Task requirements: Make an exact copy of the records, with the pictures left out.

Available records:
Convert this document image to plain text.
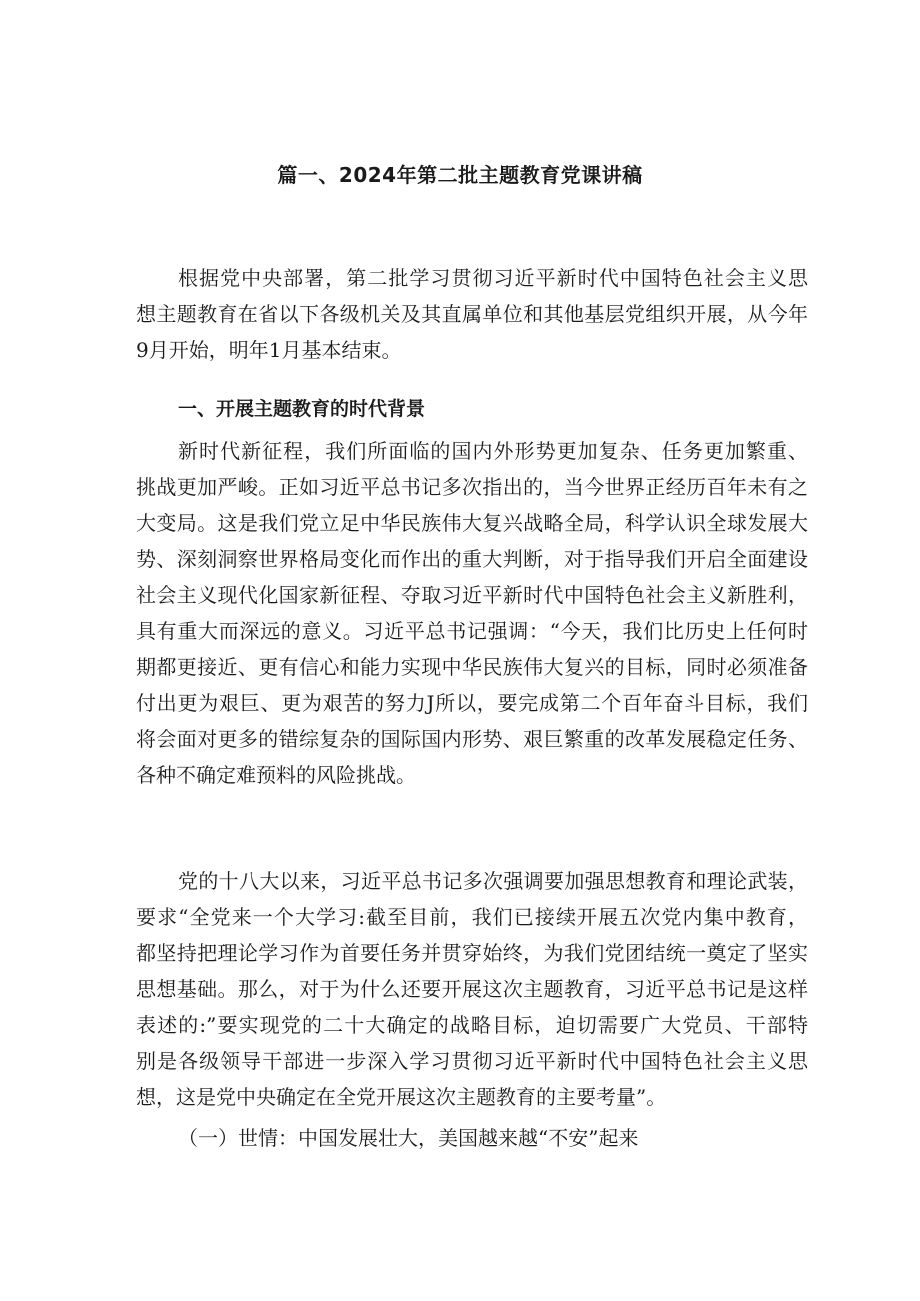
篇一、2024年第二批主题教育党课讲稿
根据党中央部署，第二批学习贯彻习近平新时代中国特色社会主义思
想主题教育在省以下各级机关及其直属单位和其他基层党组织开展，从今年
9月开始，明年1月基本结束。
一、开展主题教育的时代背景
新时代新征程，我们所面临的国内外形势更加复杂、任务更加繁重、
挑战更加严峻。正如习近平总书记多次指出的，当今世界正经历百年未有之
大变局。这是我们党立足中华民族伟大复兴战略全局，科学认识全球发展大
势、深刻洞察世界格局变化而作出的重大判断，对于指导我们开启全面建设
社会主义现代化国家新征程、夺取习近平新时代中国特色社会主义新胜利，
具有重大而深远的意义。习近平总书记强调：“今天，我们比历史上任何时
期都更接近、更有信心和能力实现中华民族伟大复兴的目标，同时必须准备
付出更为艰巨、更为艰苦的努力J所以，要完成第二个百年奋斗目标，我们
将会面对更多的错综复杂的国际国内形势、艰巨繁重的改革发展稳定任务、
各种不确定难预料的风险挑战。
党的十八大以来，习近平总书记多次强调要加强思想教育和理论武装，
要求“全党来一个大学习:截至目前，我们已接续开展五次党内集中教育，
都坚持把理论学习作为首要任务并贯穿始终，为我们党团结统一奠定了坚实
思想基础。那么，对于为什么还要开展这次主题教育，习近平总书记是这样
表述的:”要实现党的二十大确定的战略目标，迫切需要广大党员、干部特
别是各级领导干部进一步深入学习贯彻习近平新时代中国特色社会主义思
想，这是党中央确定在全党开展这次主题教育的主要考量”。
（一）世情：中国发展壮大，美国越来越“不安”起来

Response below:
Convert this document image to plain text.
篇一、2024年第二批主题教育党课讲稿
根据党中央部署，第二批学习贯彻习近平新时代中国特色社会主义思
想主题教育在省以下各级机关及其直属单位和其他基层党组织开展，从今年
9月开始，明年1月基本结束。
一、开展主题教育的时代背景
新时代新征程，我们所面临的国内外形势更加复杂、任务更加繁重、
挑战更加严峻。正如习近平总书记多次指出的，当今世界正经历百年未有之
大变局。这是我们党立足中华民族伟大复兴战略全局，科学认识全球发展大
势、深刻洞察世界格局变化而作出的重大判断，对于指导我们开启全面建设
社会主义现代化国家新征程、夺取习近平新时代中国特色社会主义新胜利，
具有重大而深远的意义。习近平总书记强调：“今天，我们比历史上任何时
期都更接近、更有信心和能力实现中华民族伟大复兴的目标，同时必须准备
付出更为艰巨、更为艰苦的努力J所以，要完成第二个百年奋斗目标，我们
将会面对更多的错综复杂的国际国内形势、艰巨繁重的改革发展稳定任务、
各种不确定难预料的风险挑战。
党的十八大以来，习近平总书记多次强调要加强思想教育和理论武装，
要求“全党来一个大学习:截至目前，我们已接续开展五次党内集中教育，
都坚持把理论学习作为首要任务并贯穿始终，为我们党团结统一奠定了坚实
思想基础。那么，对于为什么还要开展这次主题教育，习近平总书记是这样
表述的:”要实现党的二十大确定的战略目标，迫切需要广大党员、干部特
别是各级领导干部进一步深入学习贯彻习近平新时代中国特色社会主义思
想，这是党中央确定在全党开展这次主题教育的主要考量”。
（一）世情：中国发展壮大，美国越来越“不安”起来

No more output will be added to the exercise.